→ YOUR TASK
Skip the pictures. Transcribe the rest of the data below without changing a word.

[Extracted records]
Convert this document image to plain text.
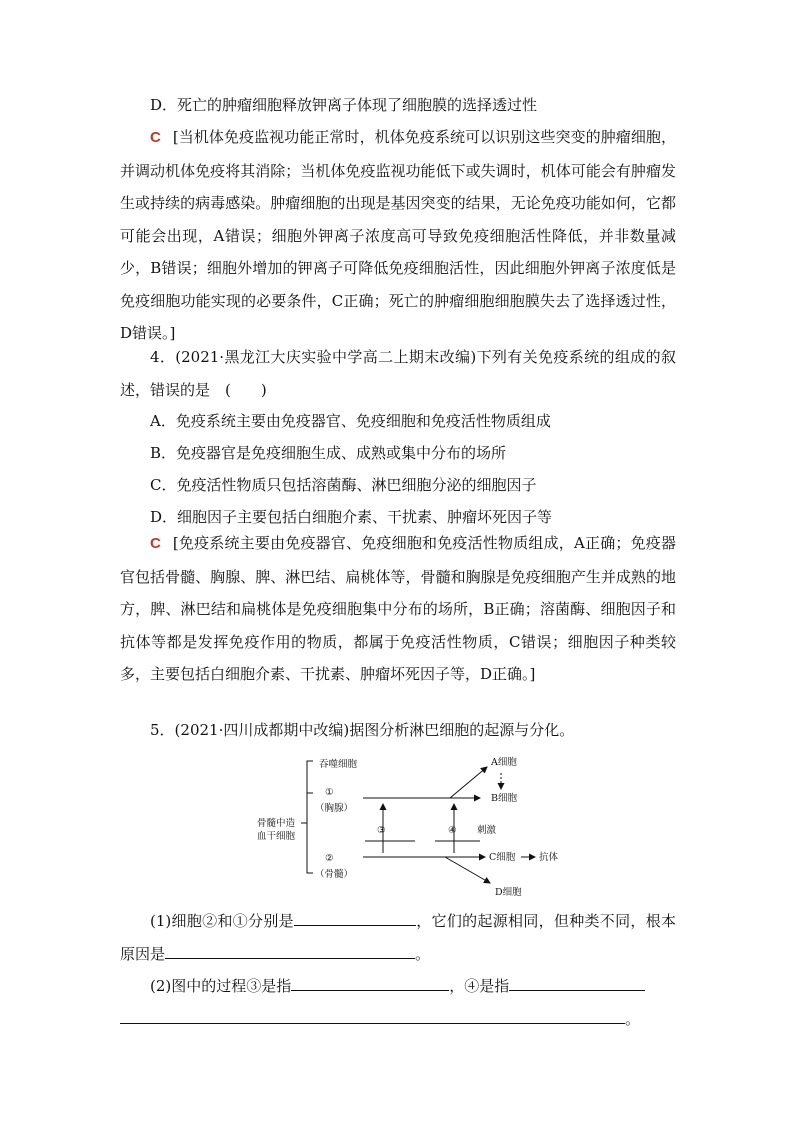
D．死亡的肿瘤细胞释放钾离子体现了细胞膜的选择透过性
C [当机体免疫监视功能正常时，机体免疫系统可以识别这些突变的肿瘤细胞，并调动机体免疫将其消除；当机体免疫监视功能低下或失调时，机体可能会有肿瘤发生或持续的病毒感染。肿瘤细胞的出现是基因突变的结果，无论免疫功能如何，它都可能会出现，A错误；细胞外钾离子浓度高可导致免疫细胞活性降低，并非数量减少，B错误；细胞外增加的钾离子可降低免疫细胞活性，因此细胞外钾离子浓度低是免疫细胞功能实现的必要条件，C正确；死亡的肿瘤细胞细胞膜失去了选择透过性，D错误。]
4．(2021·黑龙江大庆实验中学高二上期末改编)下列有关免疫系统的组成的叙述，错误的是　(　　)
A．免疫系统主要由免疫器官、免疫细胞和免疫活性物质组成
B．免疫器官是免疫细胞生成、成熟或集中分布的场所
C．免疫活性物质只包括溶菌酶、淋巴细胞分泌的细胞因子
D．细胞因子主要包括白细胞介素、干扰素、肿瘤坏死因子等
C [免疫系统主要由免疫器官、免疫细胞和免疫活性物质组成，A正确；免疫器官包括骨髓、胸腺、脾、淋巴结、扁桃体等，骨髓和胸腺是免疫细胞产生并成熟的地方，脾、淋巴结和扁桃体是免疫细胞集中分布的场所，B正确；溶菌酶、细胞因子和抗体等都是发挥免疫作用的物质，都属于免疫活性物质，C错误；细胞因子种类较多，主要包括白细胞介素、干扰素、肿瘤坏死因子等，D正确。]
5．(2021·四川成都期中改编)据图分析淋巴细胞的起源与分化。
骨髓中造
血干细胞
吞噬细胞
①
（胸腺）
②
（骨髓）
A细胞
B细胞
C细胞 抗体
D细胞
③	④ 刺激
(1)细胞②和①分别是	，它们的起源相同，但种类不同，根本原因是	。
(2)图中的过程③是指	，④是指
。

→ ANSWER TO THIS TASK
Convert this document image to plain text.
D．死亡的肿瘤细胞释放钾离子体现了细胞膜的选择透过性
C [当机体免疫监视功能正常时，机体免疫系统可以识别这些突变的肿瘤细胞，并调动机体免疫将其消除；当机体免疫监视功能低下或失调时，机体可能会有肿瘤发生或持续的病毒感染。肿瘤细胞的出现是基因突变的结果，无论免疫功能如何，它都可能会出现，A错误；细胞外钾离子浓度高可导致免疫细胞活性降低，并非数量减少，B错误；细胞外增加的钾离子可降低免疫细胞活性，因此细胞外钾离子浓度低是免疫细胞功能实现的必要条件，C正确；死亡的肿瘤细胞细胞膜失去了选择透过性，D错误。]
4．(2021·黑龙江大庆实验中学高二上期末改编)下列有关免疫系统的组成的叙述，错误的是　(　　)
A．免疫系统主要由免疫器官、免疫细胞和免疫活性物质组成
B．免疫器官是免疫细胞生成、成熟或集中分布的场所
C．免疫活性物质只包括溶菌酶、淋巴细胞分泌的细胞因子
D．细胞因子主要包括白细胞介素、干扰素、肿瘤坏死因子等
C [免疫系统主要由免疫器官、免疫细胞和免疫活性物质组成，A正确；免疫器官包括骨髓、胸腺、脾、淋巴结、扁桃体等，骨髓和胸腺是免疫细胞产生并成熟的地方，脾、淋巴结和扁桃体是免疫细胞集中分布的场所，B正确；溶菌酶、细胞因子和抗体等都是发挥免疫作用的物质，都属于免疫活性物质，C错误；细胞因子种类较多，主要包括白细胞介素、干扰素、肿瘤坏死因子等，D正确。]
5．(2021·四川成都期中改编)据图分析淋巴细胞的起源与分化。
骨髓中造
血干细胞
吞噬细胞
①
（胸腺）
②
（骨髓）
A细胞
B细胞
C细胞 抗体
D细胞
③	④ 刺激
(1)细胞②和①分别是	，它们的起源相同，但种类不同，根本原因是	。
(2)图中的过程③是指	，④是指
。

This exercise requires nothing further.